> ENTRIES PROVIDED:
-- start --

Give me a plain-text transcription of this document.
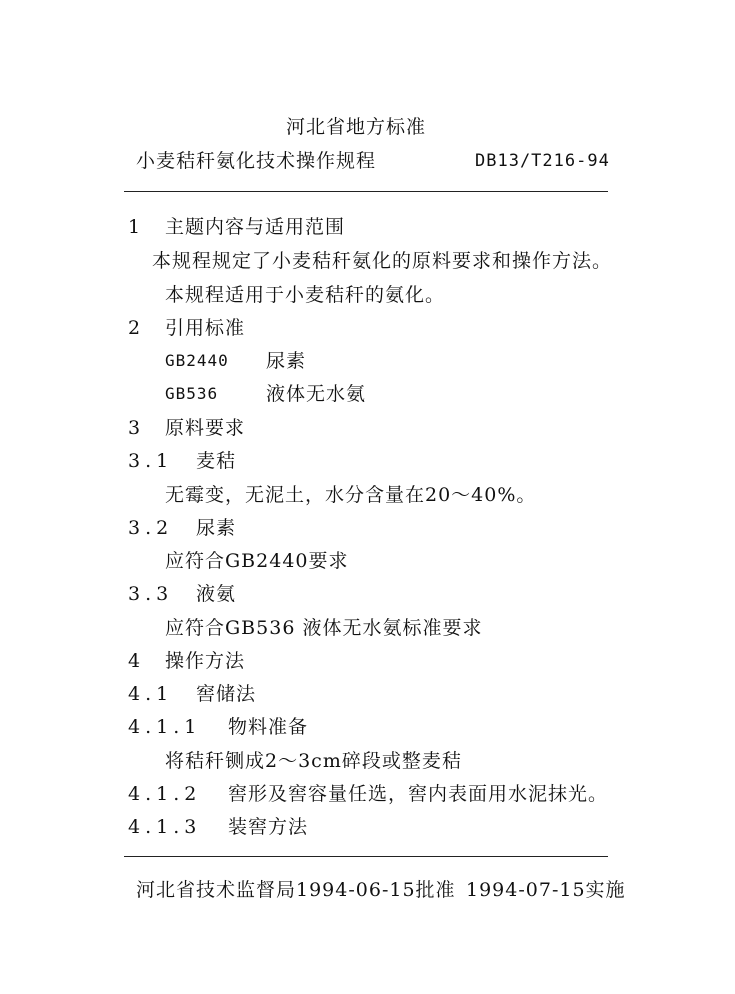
河北省地方标准
小麦秸秆氨化技术操作规程	DB13/T216-94
1 主题内容与适用范围
本规程规定了小麦秸秆氨化的原料要求和操作方法。
本规程适用于小麦秸秆的氨化。
2 引用标准
GB2440 尿素
GB536	液体无水氨
3 原料要求
3.1 麦秸
无霉变，无泥土，水分含量在20～40%。
3.2 尿素
应符合GB2440要求
3.3 液氨
应符合GB536 液体无水氨标准要求
4 操作方法
4.1 窖储法
4.1.1 物料准备
将秸秆铡成2～3cm碎段或整麦秸
4.1.2 窖形及窖容量任选，窖内表面用水泥抹光。
4.1.3 装窖方法
河北省技术监督局1994-06-15批准 1994-07-15实施
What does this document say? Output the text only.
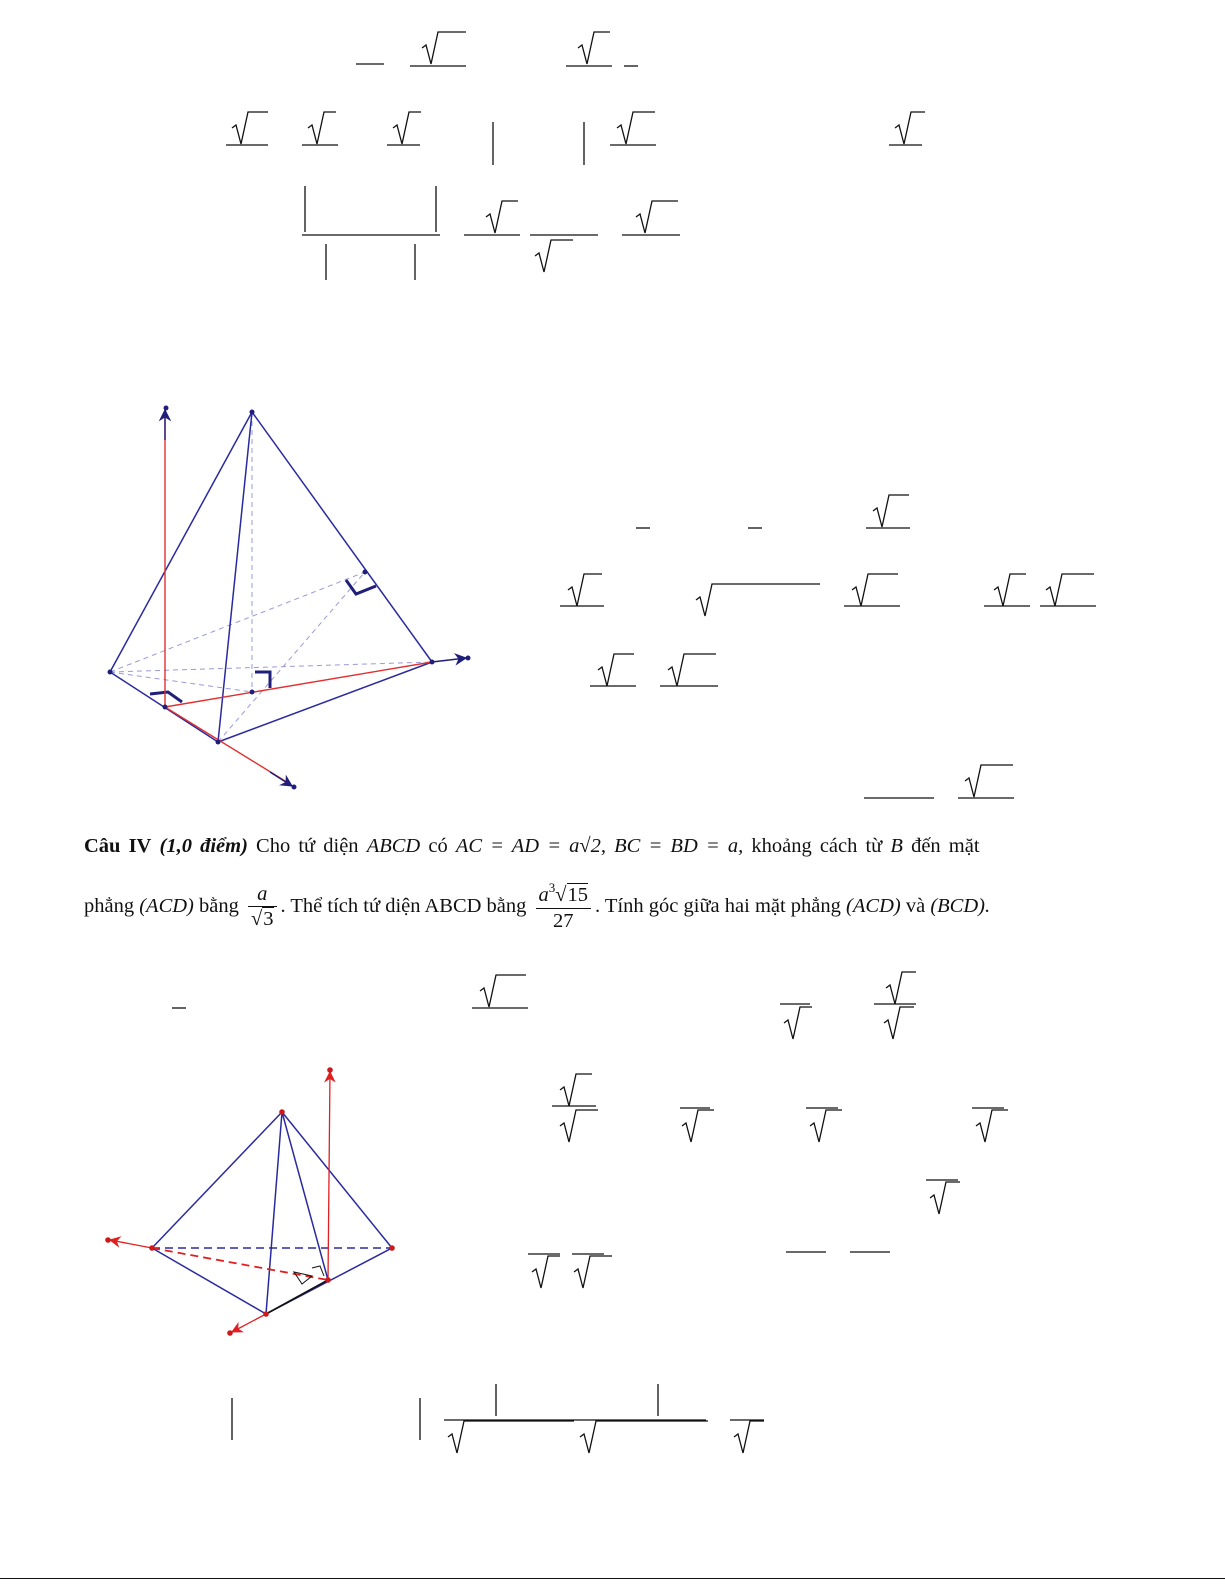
Câu IV (1,0 điểm) Cho tứ diện ABCD có AC = AD = a√2, BC = BD = a, khoảng cách từ B đến mặt
phẳng (ACD) bằng $\frac{a}{√3}$ . Thể tích tứ diện ABCD bằng $\frac{a^3√15}{27}$ . Tính góc giữa hai mặt phẳng (ACD) và (BCD).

-- end --

> REQUIREMENT: Return every line containing "document".

> TASK RESPONSE:
Give me a plain-text transcription of this document.
What does this document say? Output the text only.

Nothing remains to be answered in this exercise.